── Record set ──

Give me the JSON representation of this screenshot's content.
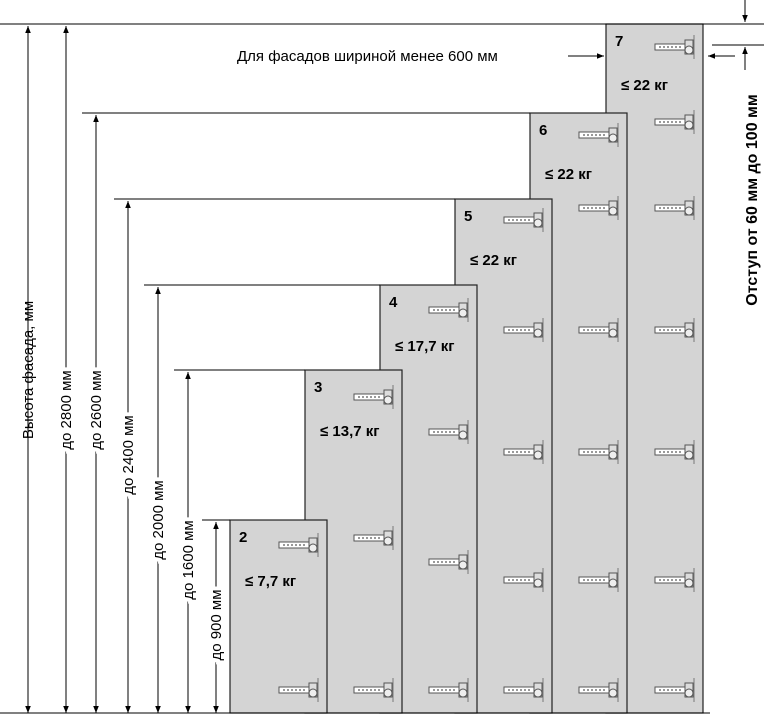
{
  "annotations": {
    "narrow": "Для фасадов шириной менее 600 мм",
    "offset": "Отступ от 60 мм до 100 мм"
  },
  "height_axis": {
    "label": "Высота фасада, мм",
    "limits": [
      "до 2800 мм",
      "до 2600 мм",
      "до 2400 мм",
      "до 2000 мм",
      "до 1600 мм",
      "до 900 мм"
    ]
  },
  "panels": [
    {
      "number": "2",
      "weight": "≤ 7,7 кг"
    },
    {
      "number": "3",
      "weight": "≤ 13,7 кг"
    },
    {
      "number": "4",
      "weight": "≤ 17,7 кг"
    },
    {
      "number": "5",
      "weight": "≤ 22 кг"
    },
    {
      "number": "6",
      "weight": "≤ 22 кг"
    },
    {
      "number": "7",
      "weight": "≤ 22 кг"
    }
  ]
}
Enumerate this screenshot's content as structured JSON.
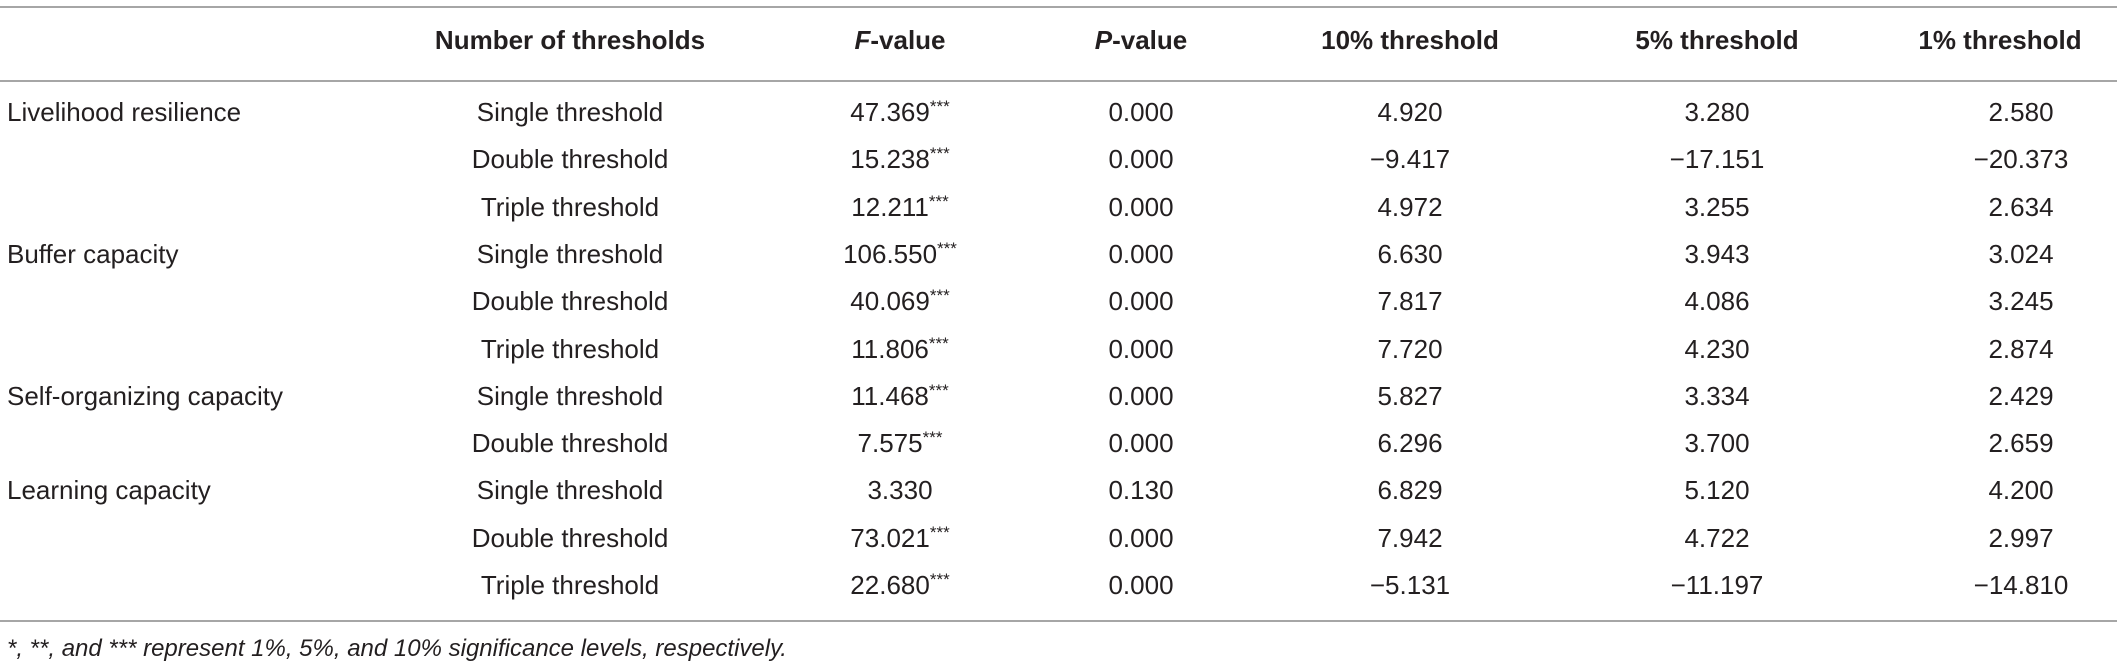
{
  "table": {
    "header": [
      {
        "text": "Number of thresholds"
      },
      {
        "italic": "F",
        "text": "-value"
      },
      {
        "italic": "P",
        "text": "-value"
      },
      {
        "text": "10% threshold"
      },
      {
        "text": "5% threshold"
      },
      {
        "text": "1% threshold"
      }
    ],
    "groups": [
      {
        "name": "Livelihood resilience",
        "rows": [
          [
            "Single threshold",
            "47.369***",
            "0.000",
            "4.920",
            "3.280",
            "2.580"
          ],
          [
            "Double threshold",
            "15.238***",
            "0.000",
            "−9.417",
            "−17.151",
            "−20.373"
          ],
          [
            "Triple threshold",
            "12.211***",
            "0.000",
            "4.972",
            "3.255",
            "2.634"
          ]
        ]
      },
      {
        "name": "Buffer capacity",
        "rows": [
          [
            "Single threshold",
            "106.550***",
            "0.000",
            "6.630",
            "3.943",
            "3.024"
          ],
          [
            "Double threshold",
            "40.069***",
            "0.000",
            "7.817",
            "4.086",
            "3.245"
          ],
          [
            "Triple threshold",
            "11.806***",
            "0.000",
            "7.720",
            "4.230",
            "2.874"
          ]
        ]
      },
      {
        "name": "Self-organizing capacity",
        "rows": [
          [
            "Single threshold",
            "11.468***",
            "0.000",
            "5.827",
            "3.334",
            "2.429"
          ],
          [
            "Double threshold",
            "7.575***",
            "0.000",
            "6.296",
            "3.700",
            "2.659"
          ]
        ]
      },
      {
        "name": "Learning capacity",
        "rows": [
          [
            "Single threshold",
            "3.330",
            "0.130",
            "6.829",
            "5.120",
            "4.200"
          ],
          [
            "Double threshold",
            "73.021***",
            "0.000",
            "7.942",
            "4.722",
            "2.997"
          ],
          [
            "Triple threshold",
            "22.680***",
            "0.000",
            "−5.131",
            "−11.197",
            "−14.810"
          ]
        ]
      }
    ],
    "footnote": "*, **, and *** represent 1%, 5%, and 10% significance levels, respectively."
  }
}
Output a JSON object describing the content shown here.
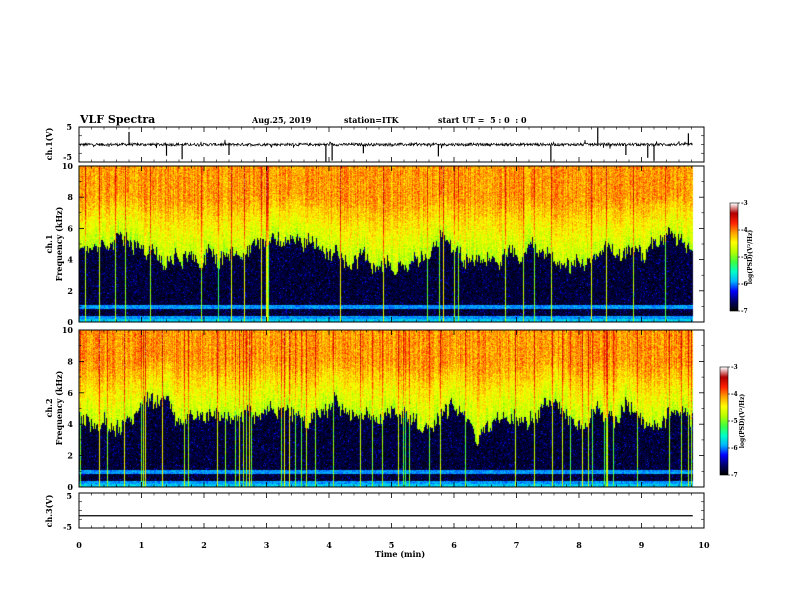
{
  "header": {
    "title": "VLF Spectra",
    "date": "Aug.25, 2019",
    "station": "station=ITK",
    "start_ut": "start UT =  5 : 0  : 0"
  },
  "chart_data": [
    {
      "type": "line",
      "name": "ch.1 waveform",
      "ylabel": "ch.1(V)",
      "ylim": [
        -5,
        5
      ],
      "yticks": [
        "5",
        "-5"
      ],
      "xlim": [
        0,
        10
      ],
      "baseline": 0,
      "noise_amplitude": 0.4,
      "spikes": [
        {
          "x": 0.8,
          "y": 3.6
        },
        {
          "x": 1.4,
          "y": -3.2
        },
        {
          "x": 1.65,
          "y": -4.2
        },
        {
          "x": 2.4,
          "y": -3.0
        },
        {
          "x": 3.95,
          "y": -5.0
        },
        {
          "x": 4.05,
          "y": -4.6
        },
        {
          "x": 4.55,
          "y": -2.5
        },
        {
          "x": 5.75,
          "y": -3.4
        },
        {
          "x": 7.55,
          "y": -4.8
        },
        {
          "x": 8.3,
          "y": 4.8
        },
        {
          "x": 8.75,
          "y": -3.0
        },
        {
          "x": 9.1,
          "y": -3.8
        },
        {
          "x": 9.2,
          "y": -4.6
        },
        {
          "x": 9.75,
          "y": 3.2
        }
      ]
    },
    {
      "type": "heatmap",
      "name": "ch.1 spectrogram",
      "ylabel": "ch.1\nFrequency (kHz)",
      "ylim": [
        0,
        10
      ],
      "yticks": [
        0,
        2,
        4,
        6,
        8,
        10
      ],
      "xlim": [
        0,
        10
      ],
      "colorbar": {
        "label": "log(PSD)(V²/Hz)",
        "ticks": [
          -3,
          -4,
          -5,
          -6,
          -7
        ],
        "range": [
          -7,
          -3
        ]
      },
      "bands_khz": [
        0.3,
        1.0
      ],
      "quiet_ceiling_khz": 4.6
    },
    {
      "type": "heatmap",
      "name": "ch.2 spectrogram",
      "ylabel": "ch.2\nFrequency (kHz)",
      "ylim": [
        0,
        10
      ],
      "yticks": [
        0,
        2,
        4,
        6,
        8,
        10
      ],
      "xlim": [
        0,
        10
      ],
      "colorbar": {
        "label": "log(PSD)(V²/Hz)",
        "ticks": [
          -3,
          -4,
          -5,
          -6,
          -7
        ],
        "range": [
          -7,
          -3
        ]
      },
      "bands_khz": [
        0.3,
        1.0
      ],
      "quiet_ceiling_khz": 4.6
    },
    {
      "type": "line",
      "name": "ch.3 waveform",
      "ylabel": "ch.3(V)",
      "ylim": [
        -5,
        5
      ],
      "yticks": [
        "5",
        "-5"
      ],
      "xlim": [
        0,
        10
      ],
      "baseline": -1.5
    }
  ],
  "x_axis": {
    "label": "Time (min)",
    "ticks": [
      "0",
      "1",
      "2",
      "3",
      "4",
      "5",
      "6",
      "7",
      "8",
      "9",
      "10"
    ],
    "data_end_min": 9.82
  },
  "colormap": [
    "#000000",
    "#000070",
    "#0000ff",
    "#00b4ff",
    "#00ffc8",
    "#40ff40",
    "#b4ff00",
    "#ffff00",
    "#ffa000",
    "#ff2000",
    "#b00000",
    "#ffffff"
  ]
}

───

What the task requires >>
Extract every line of the records above that contains the word "text".

Expected answer >>
        "text": "Number of thresholds"
        "text": "-value"
        "text": "-value"
        "text": "10% threshold"
        "text": "5% threshold"
        "text": "1% threshold"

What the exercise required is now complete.